WHAT YOU HAVE TO DO:
Exclude the pictures; give every entry again exactly as written.

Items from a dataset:
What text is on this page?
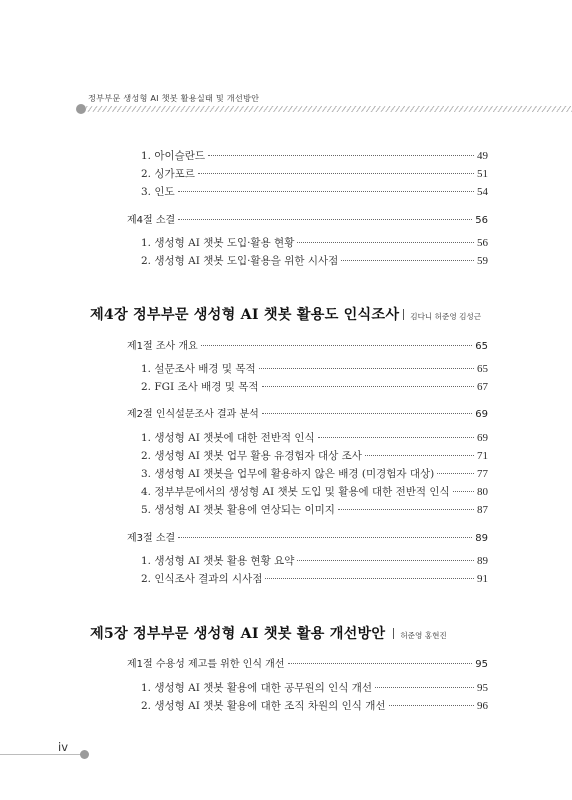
정부부문 생성형 AI 챗봇 활용실태 및 개선방안
1. 아이슬란드	49
2. 싱가포르	51
3. 인도	54
제4절 소결	56
1. 생성형 AI 챗봇 도입·활용 현황	56
2. 생성형 AI 챗봇 도입·활용을 위한 시사점	59
제4장 정부부문 생성형 AI 챗봇 활용도 인식조사 김다니 허준영 김성근
제1절 조사 개요	65
1. 설문조사 배경 및 목적	65
2. FGI 조사 배경 및 목적	67
제2절 인식설문조사 결과 분석	69
1. 생성형 AI 챗봇에 대한 전반적 인식	69
2. 생성형 AI 챗봇 업무 활용 유경험자 대상 조사	71
3. 생성형 AI 챗봇을 업무에 활용하지 않은 배경 (미경험자 대상)	77
4. 정부부문에서의 생성형 AI 챗봇 도입 및 활용에 대한 전반적 인식 80
5. 생성형 AI 챗봇 활용에 연상되는 이미지	87
제3절 소결	89
1. 생성형 AI 챗봇 활용 현황 요약	89
2. 인식조사 결과의 시사점	91
제5장 정부부문 생성형 AI 챗봇 활용 개선방안 허준영 홍현진
제1절 수용성 제고를 위한 인식 개선	95
1. 생성형 AI 챗봇 활용에 대한 공무원의 인식 개선	95
2. 생성형 AI 챗봇 활용에 대한 조직 차원의 인식 개선	96
iv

COMPLETE OUTPUT:
What text is on this page?
정부부문 생성형 AI 챗봇 활용실태 및 개선방안
1. 아이슬란드	49
2. 싱가포르	51
3. 인도	54
제4절 소결	56
1. 생성형 AI 챗봇 도입·활용 현황	56
2. 생성형 AI 챗봇 도입·활용을 위한 시사점	59
제4장 정부부문 생성형 AI 챗봇 활용도 인식조사 김다니 허준영 김성근
제1절 조사 개요	65
1. 설문조사 배경 및 목적	65
2. FGI 조사 배경 및 목적	67
제2절 인식설문조사 결과 분석	69
1. 생성형 AI 챗봇에 대한 전반적 인식	69
2. 생성형 AI 챗봇 업무 활용 유경험자 대상 조사	71
3. 생성형 AI 챗봇을 업무에 활용하지 않은 배경 (미경험자 대상)	77
4. 정부부문에서의 생성형 AI 챗봇 도입 및 활용에 대한 전반적 인식 80
5. 생성형 AI 챗봇 활용에 연상되는 이미지	87
제3절 소결	89
1. 생성형 AI 챗봇 활용 현황 요약	89
2. 인식조사 결과의 시사점	91
제5장 정부부문 생성형 AI 챗봇 활용 개선방안 허준영 홍현진
제1절 수용성 제고를 위한 인식 개선	95
1. 생성형 AI 챗봇 활용에 대한 공무원의 인식 개선	95
2. 생성형 AI 챗봇 활용에 대한 조직 차원의 인식 개선	96
iv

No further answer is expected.